Records from a data collection:
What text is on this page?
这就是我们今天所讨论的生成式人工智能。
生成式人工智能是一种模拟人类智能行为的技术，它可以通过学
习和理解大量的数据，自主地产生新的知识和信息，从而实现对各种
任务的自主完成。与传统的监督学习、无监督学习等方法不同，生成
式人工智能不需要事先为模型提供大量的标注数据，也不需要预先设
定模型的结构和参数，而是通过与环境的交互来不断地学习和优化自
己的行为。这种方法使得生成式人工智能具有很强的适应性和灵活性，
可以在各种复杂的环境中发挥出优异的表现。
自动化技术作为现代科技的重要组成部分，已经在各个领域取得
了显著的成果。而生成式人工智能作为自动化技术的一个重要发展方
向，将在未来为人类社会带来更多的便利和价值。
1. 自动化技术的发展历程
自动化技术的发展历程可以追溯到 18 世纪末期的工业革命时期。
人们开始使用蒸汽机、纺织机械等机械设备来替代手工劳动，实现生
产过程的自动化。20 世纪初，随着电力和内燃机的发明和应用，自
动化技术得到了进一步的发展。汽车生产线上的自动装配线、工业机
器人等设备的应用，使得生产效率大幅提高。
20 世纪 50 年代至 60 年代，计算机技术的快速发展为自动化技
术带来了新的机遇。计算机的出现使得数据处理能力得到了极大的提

---

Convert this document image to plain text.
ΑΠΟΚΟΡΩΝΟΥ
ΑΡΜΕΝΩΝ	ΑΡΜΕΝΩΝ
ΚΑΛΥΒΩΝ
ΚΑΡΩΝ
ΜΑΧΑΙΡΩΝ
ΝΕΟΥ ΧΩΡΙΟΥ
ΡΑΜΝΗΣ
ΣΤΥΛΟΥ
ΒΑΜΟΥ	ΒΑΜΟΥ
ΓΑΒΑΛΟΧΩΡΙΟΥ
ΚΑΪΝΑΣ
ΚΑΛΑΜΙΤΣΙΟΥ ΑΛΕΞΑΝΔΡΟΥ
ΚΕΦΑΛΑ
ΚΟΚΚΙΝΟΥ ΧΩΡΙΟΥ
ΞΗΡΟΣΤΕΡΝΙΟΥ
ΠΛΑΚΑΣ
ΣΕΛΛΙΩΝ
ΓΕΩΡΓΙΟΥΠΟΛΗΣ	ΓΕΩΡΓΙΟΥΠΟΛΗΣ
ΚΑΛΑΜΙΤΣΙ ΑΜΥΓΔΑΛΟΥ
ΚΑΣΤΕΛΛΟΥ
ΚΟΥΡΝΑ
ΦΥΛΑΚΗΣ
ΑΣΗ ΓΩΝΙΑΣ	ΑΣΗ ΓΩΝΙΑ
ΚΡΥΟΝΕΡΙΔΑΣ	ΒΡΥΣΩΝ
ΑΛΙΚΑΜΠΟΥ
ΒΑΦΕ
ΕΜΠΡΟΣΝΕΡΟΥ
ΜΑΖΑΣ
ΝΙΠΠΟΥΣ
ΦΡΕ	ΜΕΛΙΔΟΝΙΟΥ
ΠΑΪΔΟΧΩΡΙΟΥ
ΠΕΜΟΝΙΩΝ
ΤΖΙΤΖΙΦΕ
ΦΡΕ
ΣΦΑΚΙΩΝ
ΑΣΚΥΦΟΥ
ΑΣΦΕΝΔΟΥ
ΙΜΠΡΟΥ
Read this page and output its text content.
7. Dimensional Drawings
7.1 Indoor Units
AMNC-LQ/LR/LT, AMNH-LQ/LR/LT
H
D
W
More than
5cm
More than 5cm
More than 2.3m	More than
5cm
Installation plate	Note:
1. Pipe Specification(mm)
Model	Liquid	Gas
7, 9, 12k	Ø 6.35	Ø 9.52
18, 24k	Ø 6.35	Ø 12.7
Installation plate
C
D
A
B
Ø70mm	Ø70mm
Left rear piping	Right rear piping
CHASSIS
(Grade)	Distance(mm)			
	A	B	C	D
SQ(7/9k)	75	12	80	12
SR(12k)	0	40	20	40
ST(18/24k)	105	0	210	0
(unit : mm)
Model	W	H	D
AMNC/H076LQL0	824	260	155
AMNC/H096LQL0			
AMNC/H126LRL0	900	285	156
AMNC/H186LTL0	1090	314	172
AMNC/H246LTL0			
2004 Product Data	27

Problem:
Which lines in the records above contain the string "text"? Copy each one.

Result below:
What text is on this page?
Convert this document image to plain text.
Read this page and output its text content.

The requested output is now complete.